=== Aim of the exercise ===
Lift out each line of the data that holds "металлургических".

—————

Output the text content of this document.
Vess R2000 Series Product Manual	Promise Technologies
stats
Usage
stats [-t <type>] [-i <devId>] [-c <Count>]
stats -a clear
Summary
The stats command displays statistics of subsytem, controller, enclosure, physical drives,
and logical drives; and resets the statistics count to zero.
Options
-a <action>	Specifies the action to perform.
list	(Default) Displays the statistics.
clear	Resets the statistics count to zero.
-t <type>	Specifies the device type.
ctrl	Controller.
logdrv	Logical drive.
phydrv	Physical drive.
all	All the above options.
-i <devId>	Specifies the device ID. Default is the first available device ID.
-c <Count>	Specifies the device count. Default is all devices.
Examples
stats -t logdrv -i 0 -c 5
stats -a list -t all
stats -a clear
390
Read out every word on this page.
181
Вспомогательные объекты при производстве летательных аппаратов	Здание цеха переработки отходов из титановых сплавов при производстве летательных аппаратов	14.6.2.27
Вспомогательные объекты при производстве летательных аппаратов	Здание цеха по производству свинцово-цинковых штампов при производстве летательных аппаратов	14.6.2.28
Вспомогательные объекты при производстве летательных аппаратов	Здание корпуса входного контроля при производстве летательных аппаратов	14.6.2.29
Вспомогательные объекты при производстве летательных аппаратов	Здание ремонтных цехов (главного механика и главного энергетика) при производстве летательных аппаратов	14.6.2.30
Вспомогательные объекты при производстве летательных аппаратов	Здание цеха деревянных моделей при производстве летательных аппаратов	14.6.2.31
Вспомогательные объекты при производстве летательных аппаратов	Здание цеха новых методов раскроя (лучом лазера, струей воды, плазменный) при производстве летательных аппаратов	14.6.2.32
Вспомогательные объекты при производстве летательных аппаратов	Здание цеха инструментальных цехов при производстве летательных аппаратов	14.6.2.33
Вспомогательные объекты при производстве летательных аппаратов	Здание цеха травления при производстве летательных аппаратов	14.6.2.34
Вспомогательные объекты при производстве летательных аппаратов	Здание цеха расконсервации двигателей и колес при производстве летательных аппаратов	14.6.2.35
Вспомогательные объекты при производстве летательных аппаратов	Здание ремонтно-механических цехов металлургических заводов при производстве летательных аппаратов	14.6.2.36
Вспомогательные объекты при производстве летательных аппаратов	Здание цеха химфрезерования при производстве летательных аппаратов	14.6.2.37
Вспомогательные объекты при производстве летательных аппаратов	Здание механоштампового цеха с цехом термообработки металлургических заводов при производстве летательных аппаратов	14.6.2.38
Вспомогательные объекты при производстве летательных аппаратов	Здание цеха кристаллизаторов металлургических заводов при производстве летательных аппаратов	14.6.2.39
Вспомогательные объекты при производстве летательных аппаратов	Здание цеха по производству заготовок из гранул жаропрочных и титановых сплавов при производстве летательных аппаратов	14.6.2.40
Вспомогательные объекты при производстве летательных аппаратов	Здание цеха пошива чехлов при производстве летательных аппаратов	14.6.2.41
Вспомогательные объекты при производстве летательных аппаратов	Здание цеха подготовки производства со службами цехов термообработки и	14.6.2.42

—————

=== Complete answer ===
Вспомогательные объекты при производстве летательных аппаратов	Здание ремонтно-механических цехов металлургических заводов при производстве летательных аппаратов	14.6.2.36
Вспомогательные объекты при производстве летательных аппаратов	Здание механоштампового цеха с цехом термообработки металлургических заводов при производстве летательных аппаратов	14.6.2.38
Вспомогательные объекты при производстве летательных аппаратов	Здание цеха кристаллизаторов металлургических заводов при производстве летательных аппаратов	14.6.2.39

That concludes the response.